**To be done:** Return each line containing "Kriegsdauer".

**Data for the task:**
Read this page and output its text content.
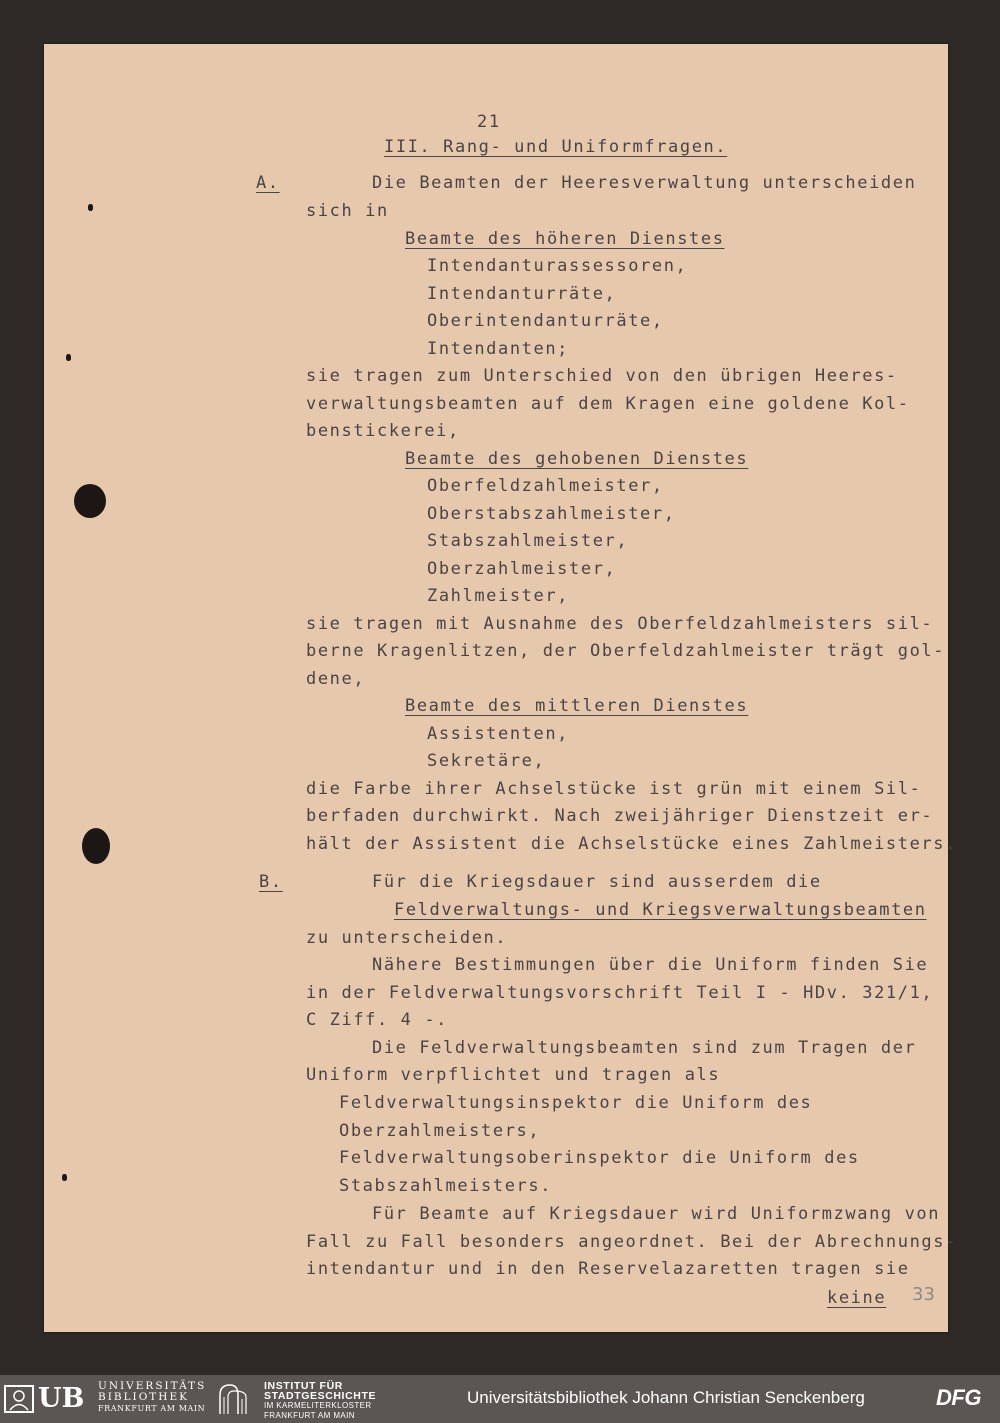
21
III. Rang- und Uniformfragen.
A.	Die Beamten der Heeresverwaltung unterscheiden
sich in
Beamte des höheren Dienstes
Intendanturassessoren,
Intendanturräte,
Oberintendanturräte,
Intendanten;
sie tragen zum Unterschied von den übrigen Heeres-
verwaltungsbeamten auf dem Kragen eine goldene Kol-
benstickerei,
Beamte des gehobenen Dienstes
Oberfeldzahlmeister,
Oberstabszahlmeister,
Stabszahlmeister,
Oberzahlmeister,
Zahlmeister,
sie tragen mit Ausnahme des Oberfeldzahlmeisters sil-
berne Kragenlitzen, der Oberfeldzahlmeister trägt gol-
dene,
Beamte des mittleren Dienstes
Assistenten,
Sekretäre,
die Farbe ihrer Achselstücke ist grün mit einem Sil-
berfaden durchwirkt. Nach zweijähriger Dienstzeit er-
hält der Assistent die Achselstücke eines Zahlmeisters.
B.	Für die Kriegsdauer sind ausserdem die
Feldverwaltungs- und Kriegsverwaltungsbeamten
zu unterscheiden.
Nähere Bestimmungen über die Uniform finden Sie
in der Feldverwaltungsvorschrift Teil I - HDv. 321/1,
C Ziff. 4 -.
Die Feldverwaltungsbeamten sind zum Tragen der
Uniform verpflichtet und tragen als
Feldverwaltungsinspektor die Uniform des
Oberzahlmeisters,
Feldverwaltungsoberinspektor die Uniform des
Stabszahlmeisters.
Für Beamte auf Kriegsdauer wird Uniformzwang von
Fall zu Fall besonders angeordnet. Bei der Abrechnungs-
intendantur und in den Reservelazaretten tragen sie
keine 33
UB UNIVERSITÄTS
BIBLIOTHEK
FRANKFURT AM MAIN
INSTITUT FÜR
STADTGESCHICHTE
IM KARMELITERKLOSTER
FRANKFURT AM MAIN
Universitätsbibliothek Johann Christian Senckenberg	DFG
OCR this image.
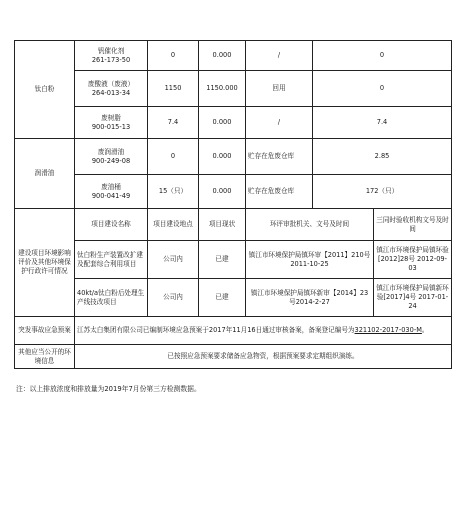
钛白粉	钒催化剂
261-173-50	0	0.000	/	0	
	废酸液（废液）
264-013-34	1150	1150.000	回用	0	
	废树脂
900-015-13	7.4	0.000	/	7.4	
润滑油	废润滑油
900-249-08	0	0.000	贮存在危废仓库	2.85	
	废油桶
900-041-49	15（只）	0.000	贮存在危废仓库	172（只）	
建设项目环境影响评价及其他环境保护行政许可情况	项目建设名称	项目建设地点	项目现状	环评审批机关、文号及时间		三同时验收机构文号及时间
	钛白粉生产装置改扩建及配套综合利用项目	公司内	已建	镇江市环境保护局镇环审【2011】210号 2011-10-25		镇江市环境保护局镇环验[2012]28号 2012-09-03
	40kt/a钛白粉后处理生产线技改项目	公司内	已建	镇江市环境保护局镇环新审【2014】23号2014-2-27		镇江市环境保护局镇新环验[2017]4号 2017-01-24
突发事故应急预案	江苏太白集团有限公司已编制环境应急预案于2017年11月16日通过审核备案，备案登记编号为321102-2017-030-M。					
其他应当公开的环境信息	已按照应急预案要求储备应急物资，根据预案要求定期组织演练。					
注：以上排放浓度和排放量为2019年7月份第三方检测数据。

**Task answer:**
B.	Für die Kriegsdauer sind ausserdem die
Für Beamte auf Kriegsdauer wird Uniformzwang von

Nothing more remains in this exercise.